### Dataset items:
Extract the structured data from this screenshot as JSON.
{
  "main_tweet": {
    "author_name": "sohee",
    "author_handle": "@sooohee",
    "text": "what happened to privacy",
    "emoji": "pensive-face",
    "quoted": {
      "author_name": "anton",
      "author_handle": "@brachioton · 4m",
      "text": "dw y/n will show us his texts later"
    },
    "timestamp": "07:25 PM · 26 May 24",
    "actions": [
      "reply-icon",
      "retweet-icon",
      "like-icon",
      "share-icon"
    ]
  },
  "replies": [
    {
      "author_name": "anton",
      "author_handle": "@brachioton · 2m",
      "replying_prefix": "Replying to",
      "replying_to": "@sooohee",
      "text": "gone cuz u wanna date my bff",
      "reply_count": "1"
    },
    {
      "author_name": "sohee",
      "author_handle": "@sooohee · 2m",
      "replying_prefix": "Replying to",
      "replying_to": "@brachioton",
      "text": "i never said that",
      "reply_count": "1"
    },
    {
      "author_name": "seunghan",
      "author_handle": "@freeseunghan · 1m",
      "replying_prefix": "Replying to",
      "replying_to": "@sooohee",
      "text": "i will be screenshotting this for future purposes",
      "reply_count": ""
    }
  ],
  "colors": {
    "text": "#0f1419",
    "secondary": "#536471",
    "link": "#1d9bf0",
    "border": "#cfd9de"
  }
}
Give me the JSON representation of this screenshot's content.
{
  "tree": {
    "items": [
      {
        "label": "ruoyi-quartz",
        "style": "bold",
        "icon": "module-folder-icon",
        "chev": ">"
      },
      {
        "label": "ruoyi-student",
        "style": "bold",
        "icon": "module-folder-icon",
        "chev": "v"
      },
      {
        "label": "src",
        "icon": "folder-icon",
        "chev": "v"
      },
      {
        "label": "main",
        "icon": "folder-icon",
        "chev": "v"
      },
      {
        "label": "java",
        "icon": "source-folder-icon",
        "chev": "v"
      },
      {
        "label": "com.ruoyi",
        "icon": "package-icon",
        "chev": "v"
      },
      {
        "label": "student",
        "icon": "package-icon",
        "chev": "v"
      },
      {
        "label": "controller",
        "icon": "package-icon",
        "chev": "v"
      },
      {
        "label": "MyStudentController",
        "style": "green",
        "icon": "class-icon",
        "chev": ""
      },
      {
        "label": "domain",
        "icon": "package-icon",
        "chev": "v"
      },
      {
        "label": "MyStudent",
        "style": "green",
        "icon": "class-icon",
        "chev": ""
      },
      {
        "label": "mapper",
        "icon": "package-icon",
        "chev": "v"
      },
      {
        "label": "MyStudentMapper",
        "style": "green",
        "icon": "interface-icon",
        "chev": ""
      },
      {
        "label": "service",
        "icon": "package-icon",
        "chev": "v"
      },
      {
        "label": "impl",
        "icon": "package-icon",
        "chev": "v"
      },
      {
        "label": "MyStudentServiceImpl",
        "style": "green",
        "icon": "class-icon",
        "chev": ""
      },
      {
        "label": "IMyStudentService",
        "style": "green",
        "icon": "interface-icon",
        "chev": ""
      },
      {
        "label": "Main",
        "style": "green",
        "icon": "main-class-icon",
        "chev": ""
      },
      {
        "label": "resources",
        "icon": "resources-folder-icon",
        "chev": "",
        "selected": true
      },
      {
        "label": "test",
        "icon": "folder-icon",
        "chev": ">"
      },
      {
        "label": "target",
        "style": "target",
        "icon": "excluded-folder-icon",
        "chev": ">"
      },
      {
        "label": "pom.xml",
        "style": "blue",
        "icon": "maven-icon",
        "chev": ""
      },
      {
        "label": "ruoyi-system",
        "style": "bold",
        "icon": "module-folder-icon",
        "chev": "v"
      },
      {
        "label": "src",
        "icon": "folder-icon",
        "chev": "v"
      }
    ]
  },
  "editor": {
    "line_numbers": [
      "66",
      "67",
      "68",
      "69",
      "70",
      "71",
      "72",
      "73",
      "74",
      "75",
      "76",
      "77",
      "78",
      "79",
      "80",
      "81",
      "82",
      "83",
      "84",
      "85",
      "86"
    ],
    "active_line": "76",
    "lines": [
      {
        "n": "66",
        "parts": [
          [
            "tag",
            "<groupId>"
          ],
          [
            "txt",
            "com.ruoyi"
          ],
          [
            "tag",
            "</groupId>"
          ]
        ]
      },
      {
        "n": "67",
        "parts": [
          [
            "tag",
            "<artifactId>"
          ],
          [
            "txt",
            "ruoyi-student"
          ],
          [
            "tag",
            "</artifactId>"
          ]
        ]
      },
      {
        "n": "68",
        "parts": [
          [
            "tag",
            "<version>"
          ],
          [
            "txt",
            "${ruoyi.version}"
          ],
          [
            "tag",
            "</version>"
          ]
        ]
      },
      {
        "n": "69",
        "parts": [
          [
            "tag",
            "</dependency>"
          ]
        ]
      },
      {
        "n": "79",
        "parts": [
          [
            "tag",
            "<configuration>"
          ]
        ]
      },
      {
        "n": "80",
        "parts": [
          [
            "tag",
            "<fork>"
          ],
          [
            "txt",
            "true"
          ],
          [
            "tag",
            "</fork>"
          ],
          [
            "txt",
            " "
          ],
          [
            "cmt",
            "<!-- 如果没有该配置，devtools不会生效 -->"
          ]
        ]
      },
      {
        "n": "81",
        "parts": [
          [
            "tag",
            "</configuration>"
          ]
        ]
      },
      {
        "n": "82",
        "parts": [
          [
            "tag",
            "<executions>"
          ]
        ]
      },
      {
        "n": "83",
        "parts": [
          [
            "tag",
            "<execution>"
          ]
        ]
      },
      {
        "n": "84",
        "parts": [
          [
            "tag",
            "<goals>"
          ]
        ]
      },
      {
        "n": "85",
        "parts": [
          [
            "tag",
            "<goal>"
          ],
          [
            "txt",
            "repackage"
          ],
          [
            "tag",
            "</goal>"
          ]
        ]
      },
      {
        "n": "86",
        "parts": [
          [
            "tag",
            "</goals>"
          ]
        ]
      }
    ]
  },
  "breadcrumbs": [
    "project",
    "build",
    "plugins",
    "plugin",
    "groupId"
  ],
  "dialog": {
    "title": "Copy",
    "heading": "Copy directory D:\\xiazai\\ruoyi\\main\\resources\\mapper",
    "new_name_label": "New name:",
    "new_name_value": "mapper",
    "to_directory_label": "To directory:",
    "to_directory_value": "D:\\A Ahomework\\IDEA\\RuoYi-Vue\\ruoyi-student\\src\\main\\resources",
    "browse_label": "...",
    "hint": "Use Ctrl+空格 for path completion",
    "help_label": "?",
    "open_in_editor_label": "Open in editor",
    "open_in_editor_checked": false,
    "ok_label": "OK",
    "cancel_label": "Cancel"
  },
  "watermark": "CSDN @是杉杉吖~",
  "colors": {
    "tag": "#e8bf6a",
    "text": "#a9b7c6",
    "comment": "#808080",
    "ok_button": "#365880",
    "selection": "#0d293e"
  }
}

### TASK DESCRIPTION:
Go through the data and return every record exactly.

### ANSWER TO THE EXERCISE:
Extract the structured data from this screenshot as JSON.
{
  "main_tweet": {
    "author_name": "sohee",
    "author_handle": "@sooohee",
    "text": "what happened to privacy",
    "emoji": "pensive-face",
    "quoted": {
      "author_name": "anton",
      "author_handle": "@brachioton · 4m",
      "text": "dw y/n will show us his texts later"
    },
    "timestamp": "07:25 PM · 26 May 24",
    "actions": [
      "reply-icon",
      "retweet-icon",
      "like-icon",
      "share-icon"
    ]
  },
  "replies": [
    {
      "author_name": "anton",
      "author_handle": "@brachioton · 2m",
      "replying_prefix": "Replying to",
      "replying_to": "@sooohee",
      "text": "gone cuz u wanna date my bff",
      "reply_count": "1"
    },
    {
      "author_name": "sohee",
      "author_handle": "@sooohee · 2m",
      "replying_prefix": "Replying to",
      "replying_to": "@brachioton",
      "text": "i never said that",
      "reply_count": "1"
    },
    {
      "author_name": "seunghan",
      "author_handle": "@freeseunghan · 1m",
      "replying_prefix": "Replying to",
      "replying_to": "@sooohee",
      "text": "i will be screenshotting this for future purposes",
      "reply_count": ""
    }
  ],
  "colors": {
    "text": "#0f1419",
    "secondary": "#536471",
    "link": "#1d9bf0",
    "border": "#cfd9de"
  }
}
Give me the JSON representation of this screenshot's content.
{
  "tree": {
    "items": [
      {
        "label": "ruoyi-quartz",
        "style": "bold",
        "icon": "module-folder-icon",
        "chev": ">"
      },
      {
        "label": "ruoyi-student",
        "style": "bold",
        "icon": "module-folder-icon",
        "chev": "v"
      },
      {
        "label": "src",
        "icon": "folder-icon",
        "chev": "v"
      },
      {
        "label": "main",
        "icon": "folder-icon",
        "chev": "v"
      },
      {
        "label": "java",
        "icon": "source-folder-icon",
        "chev": "v"
      },
      {
        "label": "com.ruoyi",
        "icon": "package-icon",
        "chev": "v"
      },
      {
        "label": "student",
        "icon": "package-icon",
        "chev": "v"
      },
      {
        "label": "controller",
        "icon": "package-icon",
        "chev": "v"
      },
      {
        "label": "MyStudentController",
        "style": "green",
        "icon": "class-icon",
        "chev": ""
      },
      {
        "label": "domain",
        "icon": "package-icon",
        "chev": "v"
      },
      {
        "label": "MyStudent",
        "style": "green",
        "icon": "class-icon",
        "chev": ""
      },
      {
        "label": "mapper",
        "icon": "package-icon",
        "chev": "v"
      },
      {
        "label": "MyStudentMapper",
        "style": "green",
        "icon": "interface-icon",
        "chev": ""
      },
      {
        "label": "service",
        "icon": "package-icon",
        "chev": "v"
      },
      {
        "label": "impl",
        "icon": "package-icon",
        "chev": "v"
      },
      {
        "label": "MyStudentServiceImpl",
        "style": "green",
        "icon": "class-icon",
        "chev": ""
      },
      {
        "label": "IMyStudentService",
        "style": "green",
        "icon": "interface-icon",
        "chev": ""
      },
      {
        "label": "Main",
        "style": "green",
        "icon": "main-class-icon",
        "chev": ""
      },
      {
        "label": "resources",
        "icon": "resources-folder-icon",
        "chev": "",
        "selected": true
      },
      {
        "label": "test",
        "icon": "folder-icon",
        "chev": ">"
      },
      {
        "label": "target",
        "style": "target",
        "icon": "excluded-folder-icon",
        "chev": ">"
      },
      {
        "label": "pom.xml",
        "style": "blue",
        "icon": "maven-icon",
        "chev": ""
      },
      {
        "label": "ruoyi-system",
        "style": "bold",
        "icon": "module-folder-icon",
        "chev": "v"
      },
      {
        "label": "src",
        "icon": "folder-icon",
        "chev": "v"
      }
    ]
  },
  "editor": {
    "line_numbers": [
      "66",
      "67",
      "68",
      "69",
      "70",
      "71",
      "72",
      "73",
      "74",
      "75",
      "76",
      "77",
      "78",
      "79",
      "80",
      "81",
      "82",
      "83",
      "84",
      "85",
      "86"
    ],
    "active_line": "76",
    "lines": [
      {
        "n": "66",
        "parts": [
          [
            "tag",
            "<groupId>"
          ],
          [
            "txt",
            "com.ruoyi"
          ],
          [
            "tag",
            "</groupId>"
          ]
        ]
      },
      {
        "n": "67",
        "parts": [
          [
            "tag",
            "<artifactId>"
          ],
          [
            "txt",
            "ruoyi-student"
          ],
          [
            "tag",
            "</artifactId>"
          ]
        ]
      },
      {
        "n": "68",
        "parts": [
          [
            "tag",
            "<version>"
          ],
          [
            "txt",
            "${ruoyi.version}"
          ],
          [
            "tag",
            "</version>"
          ]
        ]
      },
      {
        "n": "69",
        "parts": [
          [
            "tag",
            "</dependency>"
          ]
        ]
      },
      {
        "n": "79",
        "parts": [
          [
            "tag",
            "<configuration>"
          ]
        ]
      },
      {
        "n": "80",
        "parts": [
          [
            "tag",
            "<fork>"
          ],
          [
            "txt",
            "true"
          ],
          [
            "tag",
            "</fork>"
          ],
          [
            "txt",
            " "
          ],
          [
            "cmt",
            "<!-- 如果没有该配置，devtools不会生效 -->"
          ]
        ]
      },
      {
        "n": "81",
        "parts": [
          [
            "tag",
            "</configuration>"
          ]
        ]
      },
      {
        "n": "82",
        "parts": [
          [
            "tag",
            "<executions>"
          ]
        ]
      },
      {
        "n": "83",
        "parts": [
          [
            "tag",
            "<execution>"
          ]
        ]
      },
      {
        "n": "84",
        "parts": [
          [
            "tag",
            "<goals>"
          ]
        ]
      },
      {
        "n": "85",
        "parts": [
          [
            "tag",
            "<goal>"
          ],
          [
            "txt",
            "repackage"
          ],
          [
            "tag",
            "</goal>"
          ]
        ]
      },
      {
        "n": "86",
        "parts": [
          [
            "tag",
            "</goals>"
          ]
        ]
      }
    ]
  },
  "breadcrumbs": [
    "project",
    "build",
    "plugins",
    "plugin",
    "groupId"
  ],
  "dialog": {
    "title": "Copy",
    "heading": "Copy directory D:\\xiazai\\ruoyi\\main\\resources\\mapper",
    "new_name_label": "New name:",
    "new_name_value": "mapper",
    "to_directory_label": "To directory:",
    "to_directory_value": "D:\\A Ahomework\\IDEA\\RuoYi-Vue\\ruoyi-student\\src\\main\\resources",
    "browse_label": "...",
    "hint": "Use Ctrl+空格 for path completion",
    "help_label": "?",
    "open_in_editor_label": "Open in editor",
    "open_in_editor_checked": false,
    "ok_label": "OK",
    "cancel_label": "Cancel"
  },
  "watermark": "CSDN @是杉杉吖~",
  "colors": {
    "tag": "#e8bf6a",
    "text": "#a9b7c6",
    "comment": "#808080",
    "ok_button": "#365880",
    "selection": "#0d293e"
  }
}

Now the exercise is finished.